#### WHAT IS NEEDED:
Give the material once more, word for word, without any images.

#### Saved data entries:
━━━━━━━━━━━━━━━━━━━━

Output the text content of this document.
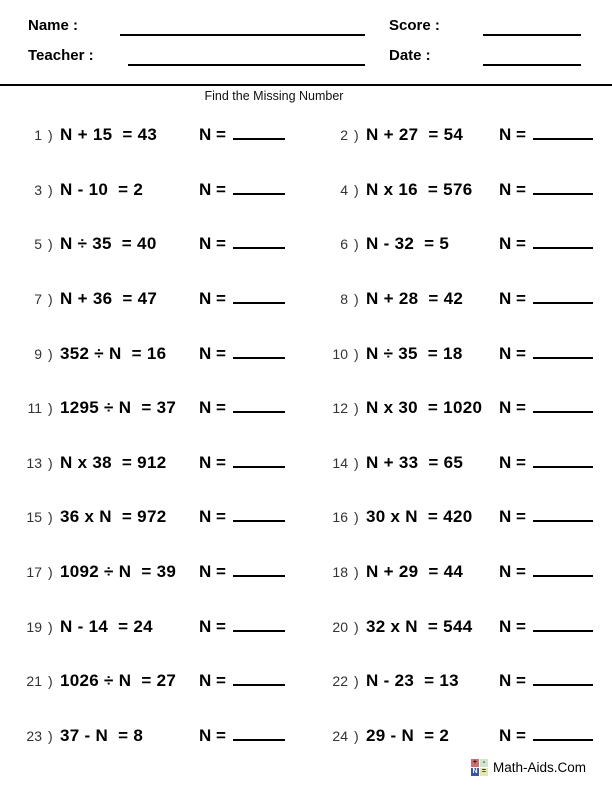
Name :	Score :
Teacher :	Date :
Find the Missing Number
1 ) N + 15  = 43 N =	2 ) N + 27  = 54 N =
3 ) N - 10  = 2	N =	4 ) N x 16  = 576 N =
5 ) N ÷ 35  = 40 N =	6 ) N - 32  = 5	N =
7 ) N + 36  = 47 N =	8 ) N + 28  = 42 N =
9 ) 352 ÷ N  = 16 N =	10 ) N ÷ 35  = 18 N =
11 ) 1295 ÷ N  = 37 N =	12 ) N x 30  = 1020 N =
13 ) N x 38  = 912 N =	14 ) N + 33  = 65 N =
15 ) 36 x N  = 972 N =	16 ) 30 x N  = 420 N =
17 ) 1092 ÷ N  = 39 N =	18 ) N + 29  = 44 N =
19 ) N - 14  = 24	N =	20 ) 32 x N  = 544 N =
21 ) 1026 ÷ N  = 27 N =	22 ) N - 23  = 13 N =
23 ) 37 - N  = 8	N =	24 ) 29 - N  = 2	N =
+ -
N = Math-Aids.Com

━━━━━━━━━━━━━━━━━━━━

#### EXPECTED OUTPUT:
Output the text content of this document.
Name :	Score :
Teacher :	Date :
Find the Missing Number
1 ) N + 15  = 43 N =	2 ) N + 27  = 54 N =
3 ) N - 10  = 2	N =	4 ) N x 16  = 576 N =
5 ) N ÷ 35  = 40 N =	6 ) N - 32  = 5	N =
7 ) N + 36  = 47 N =	8 ) N + 28  = 42 N =
9 ) 352 ÷ N  = 16 N =	10 ) N ÷ 35  = 18 N =
11 ) 1295 ÷ N  = 37 N =	12 ) N x 30  = 1020 N =
13 ) N x 38  = 912 N =	14 ) N + 33  = 65 N =
15 ) 36 x N  = 972 N =	16 ) 30 x N  = 420 N =
17 ) 1092 ÷ N  = 39 N =	18 ) N + 29  = 44 N =
19 ) N - 14  = 24	N =	20 ) 32 x N  = 544 N =
21 ) 1026 ÷ N  = 27 N =	22 ) N - 23  = 13 N =
23 ) 37 - N  = 8	N =	24 ) 29 - N  = 2	N =
+ -
N = Math-Aids.Com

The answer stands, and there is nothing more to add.